Excerpts from a figure dataset
## Begin

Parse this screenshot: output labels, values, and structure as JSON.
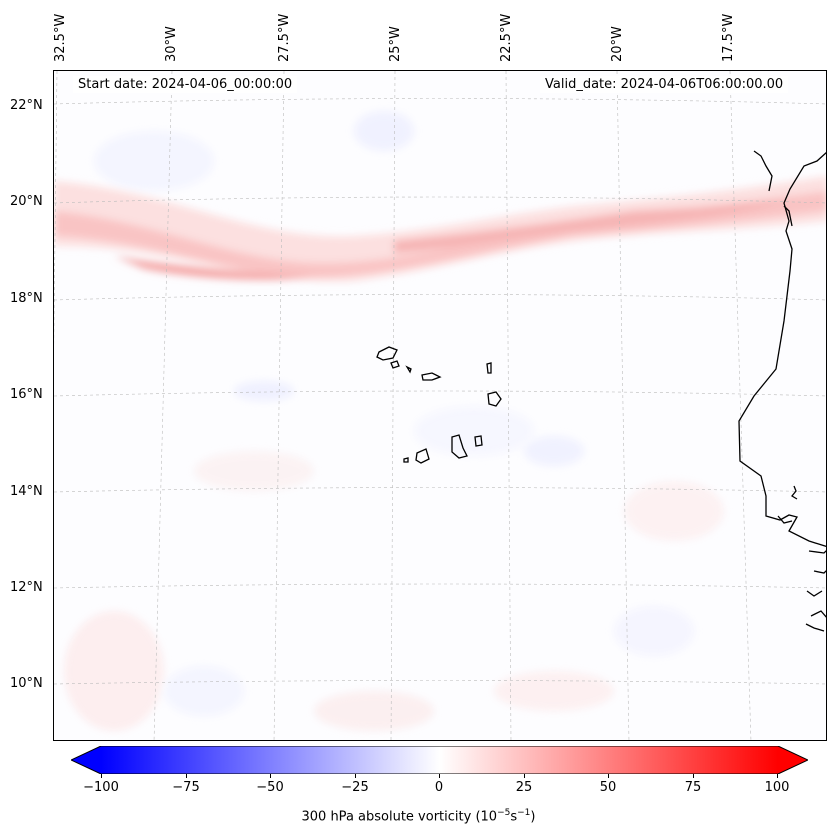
{
  "map": {
    "type": "filled-contour map",
    "start_date_text": "Start date: 2024-04-06_00:00:00",
    "valid_date_text": "Valid_date: 2024-04-06T06:00:00.00",
    "lon_labels": [
      "32.5°W",
      "30°W",
      "27.5°W",
      "25°W",
      "22.5°W",
      "20°W",
      "17.5°W"
    ],
    "lat_labels": [
      "22°N",
      "20°N",
      "18°N",
      "16°N",
      "14°N",
      "12°N",
      "10°N"
    ],
    "gridlines": true,
    "coastline_color": "#000000",
    "features": [
      "Cabo Verde islands",
      "West African coastline"
    ]
  },
  "colorbar": {
    "label_prefix": "300 hPa absolute vorticity (10",
    "label_exp1": "−5",
    "label_mid": "s",
    "label_exp2": "−1",
    "label_suffix": ")",
    "ticks": [
      "−100",
      "−75",
      "−50",
      "−25",
      "0",
      "25",
      "50",
      "75",
      "100"
    ],
    "vmin": -100,
    "vmax": 100,
    "colormap": "bwr",
    "low_color": "#0000ff",
    "mid_color": "#ffffff",
    "high_color": "#ff0000",
    "extend": "both"
  }
}
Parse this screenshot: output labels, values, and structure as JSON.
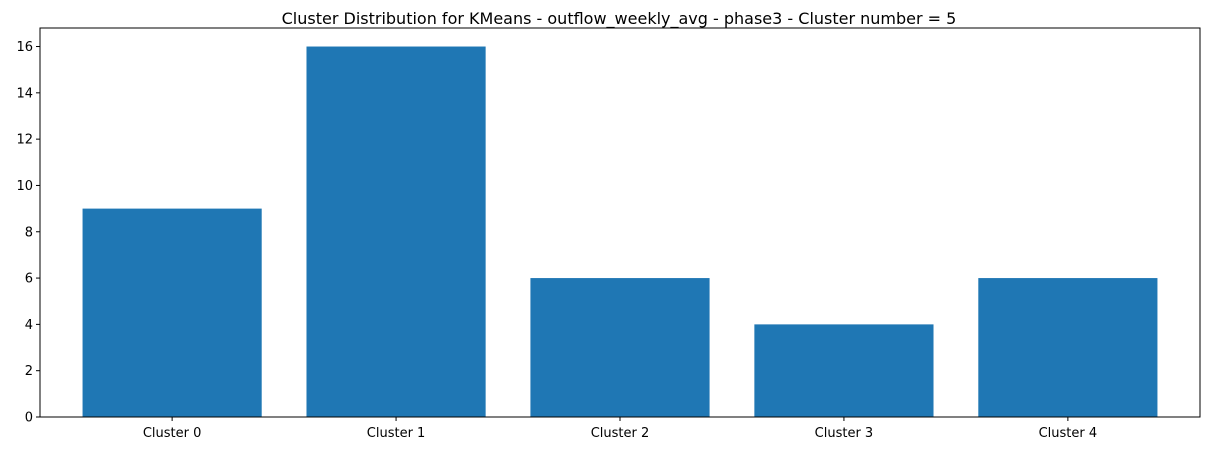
{
  "chart_data": {
    "type": "bar",
    "title": "Cluster Distribution for KMeans - outflow_weekly_avg - phase3 - Cluster number = 5",
    "xlabel": "",
    "ylabel": "",
    "categories": [
      "Cluster 0",
      "Cluster 1",
      "Cluster 2",
      "Cluster 3",
      "Cluster 4"
    ],
    "values": [
      9,
      16,
      6,
      4,
      6
    ],
    "ylim": [
      0,
      16.8
    ],
    "yticks": [
      0,
      2,
      4,
      6,
      8,
      10,
      12,
      14,
      16
    ],
    "grid": false,
    "legend": "none",
    "bar_color": "#1f77b4"
  }
}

## End

Job:
Pictures in the records above should not be copied. Repeat everything else exactly.

Right answer:
Parse this screenshot: output labels, values, and structure as JSON.
{
  "map": {
    "type": "filled-contour map",
    "start_date_text": "Start date: 2024-04-06_00:00:00",
    "valid_date_text": "Valid_date: 2024-04-06T06:00:00.00",
    "lon_labels": [
      "32.5°W",
      "30°W",
      "27.5°W",
      "25°W",
      "22.5°W",
      "20°W",
      "17.5°W"
    ],
    "lat_labels": [
      "22°N",
      "20°N",
      "18°N",
      "16°N",
      "14°N",
      "12°N",
      "10°N"
    ],
    "gridlines": true,
    "coastline_color": "#000000",
    "features": [
      "Cabo Verde islands",
      "West African coastline"
    ]
  },
  "colorbar": {
    "label_prefix": "300 hPa absolute vorticity (10",
    "label_exp1": "−5",
    "label_mid": "s",
    "label_exp2": "−1",
    "label_suffix": ")",
    "ticks": [
      "−100",
      "−75",
      "−50",
      "−25",
      "0",
      "25",
      "50",
      "75",
      "100"
    ],
    "vmin": -100,
    "vmax": 100,
    "colormap": "bwr",
    "low_color": "#0000ff",
    "mid_color": "#ffffff",
    "high_color": "#ff0000",
    "extend": "both"
  }
}
Parse this screenshot: output labels, values, and structure as JSON.
{
  "chart_data": {
    "type": "bar",
    "title": "Cluster Distribution for KMeans - outflow_weekly_avg - phase3 - Cluster number = 5",
    "xlabel": "",
    "ylabel": "",
    "categories": [
      "Cluster 0",
      "Cluster 1",
      "Cluster 2",
      "Cluster 3",
      "Cluster 4"
    ],
    "values": [
      9,
      16,
      6,
      4,
      6
    ],
    "ylim": [
      0,
      16.8
    ],
    "yticks": [
      0,
      2,
      4,
      6,
      8,
      10,
      12,
      14,
      16
    ],
    "grid": false,
    "legend": "none",
    "bar_color": "#1f77b4"
  }
}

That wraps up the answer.